EXTRACTED INFORMATION ->
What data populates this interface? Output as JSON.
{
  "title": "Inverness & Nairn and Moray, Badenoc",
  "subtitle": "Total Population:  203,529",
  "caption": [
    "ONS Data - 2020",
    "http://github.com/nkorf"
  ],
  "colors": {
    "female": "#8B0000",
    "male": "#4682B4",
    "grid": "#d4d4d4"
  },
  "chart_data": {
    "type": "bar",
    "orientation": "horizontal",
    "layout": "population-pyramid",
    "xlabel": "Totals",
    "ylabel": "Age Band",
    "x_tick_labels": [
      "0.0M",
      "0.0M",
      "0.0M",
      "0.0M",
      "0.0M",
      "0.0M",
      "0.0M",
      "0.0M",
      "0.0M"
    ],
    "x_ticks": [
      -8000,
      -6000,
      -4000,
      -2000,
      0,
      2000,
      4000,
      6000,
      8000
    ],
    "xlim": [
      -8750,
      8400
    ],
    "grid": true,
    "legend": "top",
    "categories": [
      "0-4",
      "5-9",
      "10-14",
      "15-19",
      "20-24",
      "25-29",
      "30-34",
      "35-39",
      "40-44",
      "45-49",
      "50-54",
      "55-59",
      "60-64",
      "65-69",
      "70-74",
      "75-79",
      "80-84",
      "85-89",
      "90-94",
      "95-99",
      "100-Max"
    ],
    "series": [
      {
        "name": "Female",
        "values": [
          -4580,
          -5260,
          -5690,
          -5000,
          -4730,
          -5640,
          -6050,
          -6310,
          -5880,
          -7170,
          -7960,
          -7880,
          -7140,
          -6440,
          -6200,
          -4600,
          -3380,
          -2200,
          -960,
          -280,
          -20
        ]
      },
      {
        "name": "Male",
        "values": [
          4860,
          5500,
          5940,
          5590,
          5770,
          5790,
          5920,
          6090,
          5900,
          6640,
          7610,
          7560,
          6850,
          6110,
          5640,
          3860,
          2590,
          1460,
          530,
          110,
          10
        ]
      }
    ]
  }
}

OBJECTIVE -> Give the complete listing a second time, exactly as it reads.

TASK RESULT ->
What data populates this interface? Output as JSON.
{
  "title": "Inverness & Nairn and Moray, Badenoc",
  "subtitle": "Total Population:  203,529",
  "caption": [
    "ONS Data - 2020",
    "http://github.com/nkorf"
  ],
  "colors": {
    "female": "#8B0000",
    "male": "#4682B4",
    "grid": "#d4d4d4"
  },
  "chart_data": {
    "type": "bar",
    "orientation": "horizontal",
    "layout": "population-pyramid",
    "xlabel": "Totals",
    "ylabel": "Age Band",
    "x_tick_labels": [
      "0.0M",
      "0.0M",
      "0.0M",
      "0.0M",
      "0.0M",
      "0.0M",
      "0.0M",
      "0.0M",
      "0.0M"
    ],
    "x_ticks": [
      -8000,
      -6000,
      -4000,
      -2000,
      0,
      2000,
      4000,
      6000,
      8000
    ],
    "xlim": [
      -8750,
      8400
    ],
    "grid": true,
    "legend": "top",
    "categories": [
      "0-4",
      "5-9",
      "10-14",
      "15-19",
      "20-24",
      "25-29",
      "30-34",
      "35-39",
      "40-44",
      "45-49",
      "50-54",
      "55-59",
      "60-64",
      "65-69",
      "70-74",
      "75-79",
      "80-84",
      "85-89",
      "90-94",
      "95-99",
      "100-Max"
    ],
    "series": [
      {
        "name": "Female",
        "values": [
          -4580,
          -5260,
          -5690,
          -5000,
          -4730,
          -5640,
          -6050,
          -6310,
          -5880,
          -7170,
          -7960,
          -7880,
          -7140,
          -6440,
          -6200,
          -4600,
          -3380,
          -2200,
          -960,
          -280,
          -20
        ]
      },
      {
        "name": "Male",
        "values": [
          4860,
          5500,
          5940,
          5590,
          5770,
          5790,
          5920,
          6090,
          5900,
          6640,
          7610,
          7560,
          6850,
          6110,
          5640,
          3860,
          2590,
          1460,
          530,
          110,
          10
        ]
      }
    ]
  }
}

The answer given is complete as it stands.